TASK DESCRIPTION: Copy every one of the entries below, line by line, without changing a single character.

^^^^^^^^

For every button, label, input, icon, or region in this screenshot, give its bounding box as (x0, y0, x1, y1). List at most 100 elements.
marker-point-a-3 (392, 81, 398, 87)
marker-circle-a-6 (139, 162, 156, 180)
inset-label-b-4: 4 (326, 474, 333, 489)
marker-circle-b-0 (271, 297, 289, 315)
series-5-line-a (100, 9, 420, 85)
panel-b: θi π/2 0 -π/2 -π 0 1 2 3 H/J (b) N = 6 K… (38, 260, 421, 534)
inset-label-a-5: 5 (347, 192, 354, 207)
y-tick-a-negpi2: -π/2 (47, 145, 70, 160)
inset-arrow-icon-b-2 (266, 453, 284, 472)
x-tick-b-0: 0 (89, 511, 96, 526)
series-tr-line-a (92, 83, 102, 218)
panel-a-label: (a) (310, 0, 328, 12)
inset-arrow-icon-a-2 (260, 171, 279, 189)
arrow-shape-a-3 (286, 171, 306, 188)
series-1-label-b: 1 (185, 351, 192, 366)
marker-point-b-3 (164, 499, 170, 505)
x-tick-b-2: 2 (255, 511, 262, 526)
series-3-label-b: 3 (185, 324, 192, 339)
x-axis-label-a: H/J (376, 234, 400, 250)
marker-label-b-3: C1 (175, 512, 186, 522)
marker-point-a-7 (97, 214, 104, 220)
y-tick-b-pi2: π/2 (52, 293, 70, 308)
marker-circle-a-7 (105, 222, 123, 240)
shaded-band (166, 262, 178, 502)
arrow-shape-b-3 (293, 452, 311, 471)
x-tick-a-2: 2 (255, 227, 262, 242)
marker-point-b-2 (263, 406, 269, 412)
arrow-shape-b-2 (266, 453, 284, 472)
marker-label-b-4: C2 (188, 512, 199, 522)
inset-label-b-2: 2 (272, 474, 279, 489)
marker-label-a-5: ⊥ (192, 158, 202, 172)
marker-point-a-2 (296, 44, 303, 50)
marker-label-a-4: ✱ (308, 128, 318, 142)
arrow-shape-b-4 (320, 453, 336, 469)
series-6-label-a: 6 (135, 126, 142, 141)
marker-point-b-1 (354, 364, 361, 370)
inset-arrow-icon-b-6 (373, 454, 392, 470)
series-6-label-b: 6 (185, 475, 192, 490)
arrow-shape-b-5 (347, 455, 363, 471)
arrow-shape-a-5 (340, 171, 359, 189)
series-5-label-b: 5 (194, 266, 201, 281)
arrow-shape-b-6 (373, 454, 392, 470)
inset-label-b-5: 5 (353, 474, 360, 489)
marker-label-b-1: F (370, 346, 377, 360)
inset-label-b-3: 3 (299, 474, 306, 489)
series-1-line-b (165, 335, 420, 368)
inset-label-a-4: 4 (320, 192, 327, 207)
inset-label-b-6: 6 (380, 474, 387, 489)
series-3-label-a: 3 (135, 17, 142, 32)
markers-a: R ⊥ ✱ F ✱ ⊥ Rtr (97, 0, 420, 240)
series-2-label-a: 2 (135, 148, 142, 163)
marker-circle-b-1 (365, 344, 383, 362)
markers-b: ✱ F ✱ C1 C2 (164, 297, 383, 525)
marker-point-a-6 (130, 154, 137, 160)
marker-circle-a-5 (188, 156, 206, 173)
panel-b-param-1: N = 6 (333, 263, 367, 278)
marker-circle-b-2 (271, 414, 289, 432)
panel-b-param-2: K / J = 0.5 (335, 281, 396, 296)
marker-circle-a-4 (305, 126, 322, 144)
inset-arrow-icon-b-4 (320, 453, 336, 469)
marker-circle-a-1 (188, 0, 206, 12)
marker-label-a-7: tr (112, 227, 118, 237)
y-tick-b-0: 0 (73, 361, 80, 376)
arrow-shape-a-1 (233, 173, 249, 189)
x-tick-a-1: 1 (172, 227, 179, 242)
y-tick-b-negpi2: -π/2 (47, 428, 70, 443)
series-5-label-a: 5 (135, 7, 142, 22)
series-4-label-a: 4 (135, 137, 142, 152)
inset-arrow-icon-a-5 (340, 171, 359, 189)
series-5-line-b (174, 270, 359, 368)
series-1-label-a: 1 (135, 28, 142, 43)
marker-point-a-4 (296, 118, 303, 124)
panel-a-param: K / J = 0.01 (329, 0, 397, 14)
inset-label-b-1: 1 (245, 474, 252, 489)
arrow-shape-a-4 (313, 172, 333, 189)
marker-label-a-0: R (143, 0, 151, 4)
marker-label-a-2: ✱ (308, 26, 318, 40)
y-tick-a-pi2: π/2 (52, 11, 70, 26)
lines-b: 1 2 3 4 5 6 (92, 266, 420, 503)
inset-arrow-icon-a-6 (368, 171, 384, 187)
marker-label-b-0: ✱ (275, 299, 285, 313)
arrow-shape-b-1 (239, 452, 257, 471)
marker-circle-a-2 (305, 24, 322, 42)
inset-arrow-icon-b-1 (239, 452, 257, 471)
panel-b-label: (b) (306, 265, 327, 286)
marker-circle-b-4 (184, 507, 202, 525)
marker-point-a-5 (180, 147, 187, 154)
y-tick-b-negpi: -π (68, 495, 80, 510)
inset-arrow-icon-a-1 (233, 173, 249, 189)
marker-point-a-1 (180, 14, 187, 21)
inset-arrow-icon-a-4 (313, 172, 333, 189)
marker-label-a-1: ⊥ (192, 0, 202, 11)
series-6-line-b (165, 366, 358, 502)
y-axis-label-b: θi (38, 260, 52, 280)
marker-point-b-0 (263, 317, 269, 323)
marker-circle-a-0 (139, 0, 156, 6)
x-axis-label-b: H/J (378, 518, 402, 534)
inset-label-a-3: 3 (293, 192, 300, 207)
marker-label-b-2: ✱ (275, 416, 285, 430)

^^^^^^^^

TASK RESPONSE:
For every button, label, input, icon, or region in this screenshot, give its bounding box as (x0, y0, x1, y1). List at most 100 elements.
marker-point-a-3 (392, 81, 398, 87)
marker-circle-a-6 (139, 162, 156, 180)
inset-label-b-4: 4 (326, 474, 333, 489)
marker-circle-b-0 (271, 297, 289, 315)
series-5-line-a (100, 9, 420, 85)
panel-b: θi π/2 0 -π/2 -π 0 1 2 3 H/J (b) N = 6 K… (38, 260, 421, 534)
inset-label-a-5: 5 (347, 192, 354, 207)
y-tick-a-negpi2: -π/2 (47, 145, 70, 160)
inset-arrow-icon-b-2 (266, 453, 284, 472)
x-tick-b-0: 0 (89, 511, 96, 526)
series-tr-line-a (92, 83, 102, 218)
panel-a-label: (a) (310, 0, 328, 12)
inset-arrow-icon-a-2 (260, 171, 279, 189)
arrow-shape-a-3 (286, 171, 306, 188)
series-1-label-b: 1 (185, 351, 192, 366)
marker-point-b-3 (164, 499, 170, 505)
x-tick-b-2: 2 (255, 511, 262, 526)
series-3-label-b: 3 (185, 324, 192, 339)
x-axis-label-a: H/J (376, 234, 400, 250)
marker-label-b-3: C1 (175, 512, 186, 522)
marker-point-a-7 (97, 214, 104, 220)
y-tick-b-pi2: π/2 (52, 293, 70, 308)
marker-circle-a-7 (105, 222, 123, 240)
shaded-band (166, 262, 178, 502)
arrow-shape-b-3 (293, 452, 311, 471)
x-tick-a-2: 2 (255, 227, 262, 242)
marker-point-b-2 (263, 406, 269, 412)
arrow-shape-b-2 (266, 453, 284, 472)
marker-label-b-4: C2 (188, 512, 199, 522)
inset-label-b-2: 2 (272, 474, 279, 489)
marker-label-a-5: ⊥ (192, 158, 202, 172)
marker-point-a-2 (296, 44, 303, 50)
marker-label-a-4: ✱ (308, 128, 318, 142)
arrow-shape-b-4 (320, 453, 336, 469)
series-6-label-a: 6 (135, 126, 142, 141)
marker-point-b-1 (354, 364, 361, 370)
inset-arrow-icon-b-6 (373, 454, 392, 470)
series-6-label-b: 6 (185, 475, 192, 490)
arrow-shape-b-5 (347, 455, 363, 471)
arrow-shape-a-5 (340, 171, 359, 189)
series-5-label-b: 5 (194, 266, 201, 281)
arrow-shape-b-6 (373, 454, 392, 470)
inset-label-b-5: 5 (353, 474, 360, 489)
marker-label-b-1: F (370, 346, 377, 360)
inset-label-b-3: 3 (299, 474, 306, 489)
series-1-line-b (165, 335, 420, 368)
inset-label-a-4: 4 (320, 192, 327, 207)
inset-label-b-6: 6 (380, 474, 387, 489)
series-3-label-a: 3 (135, 17, 142, 32)
markers-a: R ⊥ ✱ F ✱ ⊥ Rtr (97, 0, 420, 240)
series-2-label-a: 2 (135, 148, 142, 163)
marker-circle-b-1 (365, 344, 383, 362)
markers-b: ✱ F ✱ C1 C2 (164, 297, 383, 525)
marker-point-a-6 (130, 154, 137, 160)
marker-circle-a-5 (188, 156, 206, 173)
panel-b-param-1: N = 6 (333, 263, 367, 278)
marker-circle-b-2 (271, 414, 289, 432)
panel-b-param-2: K / J = 0.5 (335, 281, 396, 296)
marker-circle-a-4 (305, 126, 322, 144)
inset-arrow-icon-b-4 (320, 453, 336, 469)
marker-circle-a-1 (188, 0, 206, 12)
marker-label-a-7: tr (112, 227, 118, 237)
y-tick-b-0: 0 (73, 361, 80, 376)
arrow-shape-a-1 (233, 173, 249, 189)
x-tick-a-1: 1 (172, 227, 179, 242)
y-tick-b-negpi2: -π/2 (47, 428, 70, 443)
series-5-label-a: 5 (135, 7, 142, 22)
series-4-label-a: 4 (135, 137, 142, 152)
inset-arrow-icon-a-5 (340, 171, 359, 189)
series-5-line-b (174, 270, 359, 368)
series-1-label-a: 1 (135, 28, 142, 43)
marker-point-a-4 (296, 118, 303, 124)
panel-a-param: K / J = 0.01 (329, 0, 397, 14)
inset-label-b-1: 1 (245, 474, 252, 489)
arrow-shape-a-4 (313, 172, 333, 189)
marker-label-a-0: R (143, 0, 151, 4)
marker-label-a-2: ✱ (308, 26, 318, 40)
y-tick-a-pi2: π/2 (52, 11, 70, 26)
lines-b: 1 2 3 4 5 6 (92, 266, 420, 503)
inset-arrow-icon-a-6 (368, 171, 384, 187)
marker-label-b-0: ✱ (275, 299, 285, 313)
arrow-shape-b-1 (239, 452, 257, 471)
marker-circle-a-2 (305, 24, 322, 42)
inset-arrow-icon-b-1 (239, 452, 257, 471)
panel-b-label: (b) (306, 265, 327, 286)
marker-circle-b-4 (184, 507, 202, 525)
marker-point-a-5 (180, 147, 187, 154)
y-tick-b-negpi: -π (68, 495, 80, 510)
inset-arrow-icon-a-1 (233, 173, 249, 189)
marker-point-a-1 (180, 14, 187, 21)
inset-arrow-icon-a-4 (313, 172, 333, 189)
marker-label-a-1: ⊥ (192, 0, 202, 11)
series-6-line-b (165, 366, 358, 502)
y-axis-label-b: θi (38, 260, 52, 280)
marker-point-b-0 (263, 317, 269, 323)
marker-circle-a-0 (139, 0, 156, 6)
x-axis-label-b: H/J (378, 518, 402, 534)
inset-label-a-3: 3 (293, 192, 300, 207)
marker-label-b-2: ✱ (275, 416, 285, 430)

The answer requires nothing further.